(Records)
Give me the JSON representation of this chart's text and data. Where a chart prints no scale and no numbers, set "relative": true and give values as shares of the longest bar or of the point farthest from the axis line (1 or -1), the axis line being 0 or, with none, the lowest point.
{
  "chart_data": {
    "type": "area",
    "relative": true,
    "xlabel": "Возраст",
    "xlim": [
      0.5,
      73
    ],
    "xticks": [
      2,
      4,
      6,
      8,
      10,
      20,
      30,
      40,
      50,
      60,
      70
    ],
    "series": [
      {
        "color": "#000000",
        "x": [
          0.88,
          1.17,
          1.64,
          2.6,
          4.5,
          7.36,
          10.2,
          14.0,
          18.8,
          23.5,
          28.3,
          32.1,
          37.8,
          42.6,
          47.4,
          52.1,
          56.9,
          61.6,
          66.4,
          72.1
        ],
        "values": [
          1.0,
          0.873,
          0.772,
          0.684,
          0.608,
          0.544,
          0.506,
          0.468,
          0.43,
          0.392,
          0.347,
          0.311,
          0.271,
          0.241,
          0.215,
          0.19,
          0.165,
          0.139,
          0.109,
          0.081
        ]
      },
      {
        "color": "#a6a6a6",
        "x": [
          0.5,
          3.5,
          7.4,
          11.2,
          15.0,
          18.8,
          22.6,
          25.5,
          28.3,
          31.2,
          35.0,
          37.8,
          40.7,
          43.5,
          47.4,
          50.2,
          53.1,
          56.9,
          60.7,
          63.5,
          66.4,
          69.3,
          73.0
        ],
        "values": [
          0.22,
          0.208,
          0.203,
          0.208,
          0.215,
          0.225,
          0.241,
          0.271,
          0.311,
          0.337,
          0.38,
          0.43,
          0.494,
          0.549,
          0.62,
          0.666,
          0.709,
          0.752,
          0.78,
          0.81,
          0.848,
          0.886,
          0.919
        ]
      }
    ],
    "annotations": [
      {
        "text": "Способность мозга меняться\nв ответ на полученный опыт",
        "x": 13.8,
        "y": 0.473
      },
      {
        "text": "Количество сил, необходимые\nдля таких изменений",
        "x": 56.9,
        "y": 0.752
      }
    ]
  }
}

■ What you should do
Every record above should be output exactly.

■ Reply
Give me the JSON representation of this chart's text and data. Where a chart prints no scale and no numbers, set "relative": true and give values as shares of the longest bar or of the point farthest from the axis line (1 or -1), the axis line being 0 or, with none, the lowest point.
{
  "chart_data": {
    "type": "area",
    "relative": true,
    "xlabel": "Возраст",
    "xlim": [
      0.5,
      73
    ],
    "xticks": [
      2,
      4,
      6,
      8,
      10,
      20,
      30,
      40,
      50,
      60,
      70
    ],
    "series": [
      {
        "color": "#000000",
        "x": [
          0.88,
          1.17,
          1.64,
          2.6,
          4.5,
          7.36,
          10.2,
          14.0,
          18.8,
          23.5,
          28.3,
          32.1,
          37.8,
          42.6,
          47.4,
          52.1,
          56.9,
          61.6,
          66.4,
          72.1
        ],
        "values": [
          1.0,
          0.873,
          0.772,
          0.684,
          0.608,
          0.544,
          0.506,
          0.468,
          0.43,
          0.392,
          0.347,
          0.311,
          0.271,
          0.241,
          0.215,
          0.19,
          0.165,
          0.139,
          0.109,
          0.081
        ]
      },
      {
        "color": "#a6a6a6",
        "x": [
          0.5,
          3.5,
          7.4,
          11.2,
          15.0,
          18.8,
          22.6,
          25.5,
          28.3,
          31.2,
          35.0,
          37.8,
          40.7,
          43.5,
          47.4,
          50.2,
          53.1,
          56.9,
          60.7,
          63.5,
          66.4,
          69.3,
          73.0
        ],
        "values": [
          0.22,
          0.208,
          0.203,
          0.208,
          0.215,
          0.225,
          0.241,
          0.271,
          0.311,
          0.337,
          0.38,
          0.43,
          0.494,
          0.549,
          0.62,
          0.666,
          0.709,
          0.752,
          0.78,
          0.81,
          0.848,
          0.886,
          0.919
        ]
      }
    ],
    "annotations": [
      {
        "text": "Способность мозга меняться\nв ответ на полученный опыт",
        "x": 13.8,
        "y": 0.473
      },
      {
        "text": "Количество сил, необходимые\nдля таких изменений",
        "x": 56.9,
        "y": 0.752
      }
    ]
  }
}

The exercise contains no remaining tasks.